*Selection*.
════════════════

Re: [PoC] Improve dead tuple storage for lazy vacuum - Mailing list pgsql-hackers

On Wed, Jul 7, 2021 at 4:47 AM Masahiko Sawada <sawada.mshk@gmail.com> wrote:
> Currently, the TIDs of dead tuples are stored in an array that is
> collectively allocated at the start of lazy vacuum and TID lookup uses
> bsearch(). There are the following challenges and limitations:
>
> 1. Don't allocate more than 1GB. There was a discussion to eliminate
> this limitation by using MemoryContextAllocHuge() but there were
> concerns about point 2[1].

I think that the main problem with the 1GB limitation is that it is
surprising -- it can cause disruption when we first exceed the magical
limit of ~174 million TIDs. This can cause us to dirty index pages a
second time when we might have been able to just do it once with
sufficient memory for TIDs. OTOH there are actually cases where having
less memory for TIDs makes performance *better* because of locality
effects. This perverse behavior with memory sizing isn't a rare case
that we can safely ignore -- unfortunately it's fairly common.

My point is that we should be careful to choose the correct goal.
Obviously memory use matters. But it might be more helpful to think of
memory use as just a proxy for what truly matters, not a goal in
itself. It's hard to know what this means (what is the "real goal"?),
and hard to measure it even if you know for sure. It could still be
useful to think of it like this.

════════════════

*Information provided*.
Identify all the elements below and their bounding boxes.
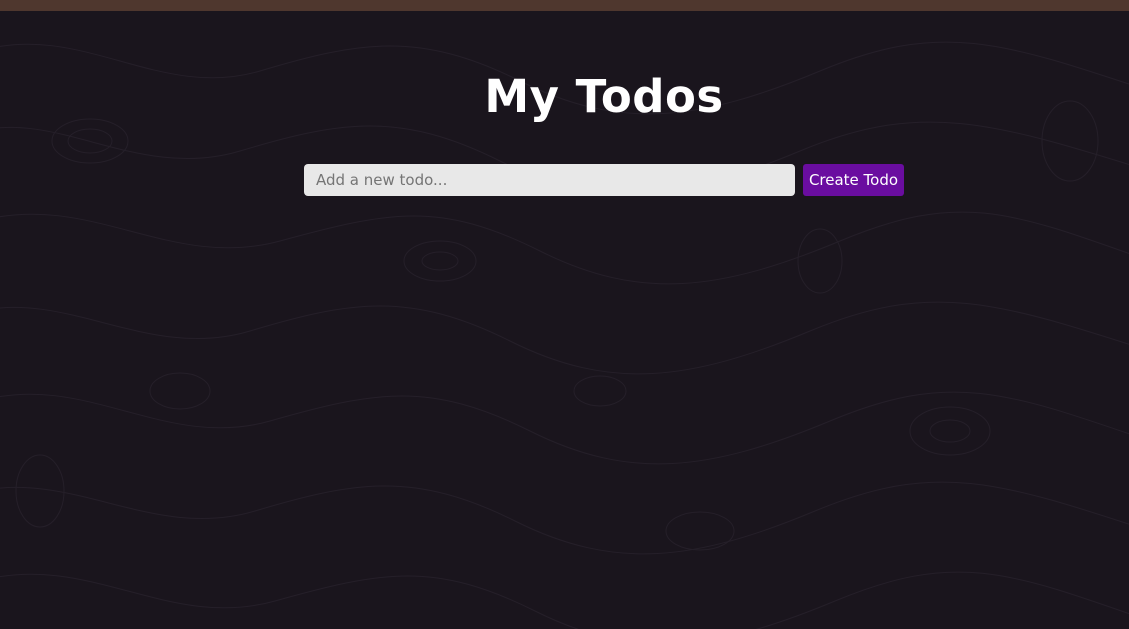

════════════════

Reproduce the passage of the mailing list message from "Re: [PoC] Improve" to "about point 2[1].", copying it word for word.

Re: [PoC] Improve dead tuple storage for lazy vacuum - Mailing list pgsql-hackers

On Wed, Jul 7, 2021 at 4:47 AM Masahiko Sawada <sawada.mshk@gmail.com> wrote:
> Currently, the TIDs of dead tuples are stored in an array that is
> collectively allocated at the start of lazy vacuum and TID lookup uses
> bsearch(). There are the following challenges and limitations:
>
> 1. Don't allocate more than 1GB. There was a discussion to eliminate
> this limitation by using MemoryContextAllocHuge() but there were
> concerns about point 2[1].